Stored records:
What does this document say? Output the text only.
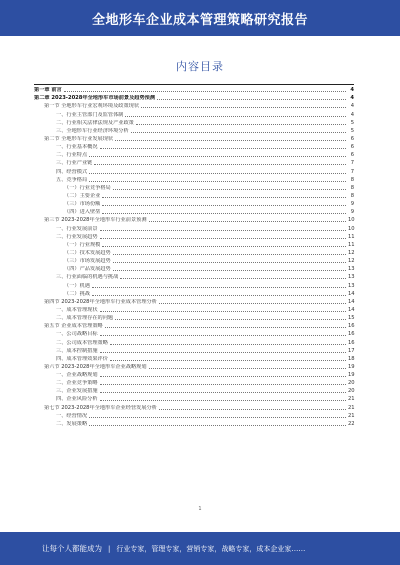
全地形车企业成本管理策略研究报告
内容目录
第一章 前言	4
第二章 2023-2028年全地形车市场前景及趋势预测	4
第一节 全地形车行业宏观环境及政策现状	4
一、行业主管部门及监管体制	4
二、行业相关法律法规及产业政策	5
三、全地形车行业经济环境分析	5
第二节 全地形车行业发展现状	6
一、行业基本概况	6
二、行业特点	6
三、行业产业链	7
四、经营模式	7
五、竞争格局	8
（一）行业竞争格局	8
（二）主要企业	8
（三）市场份额	9
（四）进入壁垒	9
第三节 2023-2028年全地形车行业前景预测	10
一、行业发展前景	10
二、行业发展趋势	11
（一）行业规模	11
（二）技术发展趋势	12
（三）市场发展趋势	12
（四）产品发展趋势	13
三、行业面临的机遇与挑战	13
（一）机遇	13
（二）挑战	14
第四节 2023-2028年全地形车行业成本管理分析	14
一、成本管理现状	14
二、成本管理存在的问题	15
第五节 企业成本管理策略	16
一、公司战略目标	16
二、公司成本管理策略	16
三、成本控制措施	17
四、成本管理效果评价	18
第六节 2023-2028年全地形车企业战略规划	19
一、企业战略规划	19
二、企业竞争策略	20
三、企业发展措施	20
四、企业风险分析	21
第七节 2023-2028年全地形车企业经营发展分析	21
一、经营情况	21
二、发展策略	22
1
让每个人都能成为 | 行业专家，管理专家，营销专家，战略专家，成本企业家……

Work required | Quote the records in their entirety, keeping the wording exact and excluding pictures.

Answer for this exercise |
What does this document say? Output the text only.
全地形车企业成本管理策略研究报告
内容目录
第一章 前言	4
第二章 2023-2028年全地形车市场前景及趋势预测	4
第一节 全地形车行业宏观环境及政策现状	4
一、行业主管部门及监管体制	4
二、行业相关法律法规及产业政策	5
三、全地形车行业经济环境分析	5
第二节 全地形车行业发展现状	6
一、行业基本概况	6
二、行业特点	6
三、行业产业链	7
四、经营模式	7
五、竞争格局	8
（一）行业竞争格局	8
（二）主要企业	8
（三）市场份额	9
（四）进入壁垒	9
第三节 2023-2028年全地形车行业前景预测	10
一、行业发展前景	10
二、行业发展趋势	11
（一）行业规模	11
（二）技术发展趋势	12
（三）市场发展趋势	12
（四）产品发展趋势	13
三、行业面临的机遇与挑战	13
（一）机遇	13
（二）挑战	14
第四节 2023-2028年全地形车行业成本管理分析	14
一、成本管理现状	14
二、成本管理存在的问题	15
第五节 企业成本管理策略	16
一、公司战略目标	16
二、公司成本管理策略	16
三、成本控制措施	17
四、成本管理效果评价	18
第六节 2023-2028年全地形车企业战略规划	19
一、企业战略规划	19
二、企业竞争策略	20
三、企业发展措施	20
四、企业风险分析	21
第七节 2023-2028年全地形车企业经营发展分析	21
一、经营情况	21
二、发展策略	22
1
让每个人都能成为 | 行业专家，管理专家，营销专家，战略专家，成本企业家……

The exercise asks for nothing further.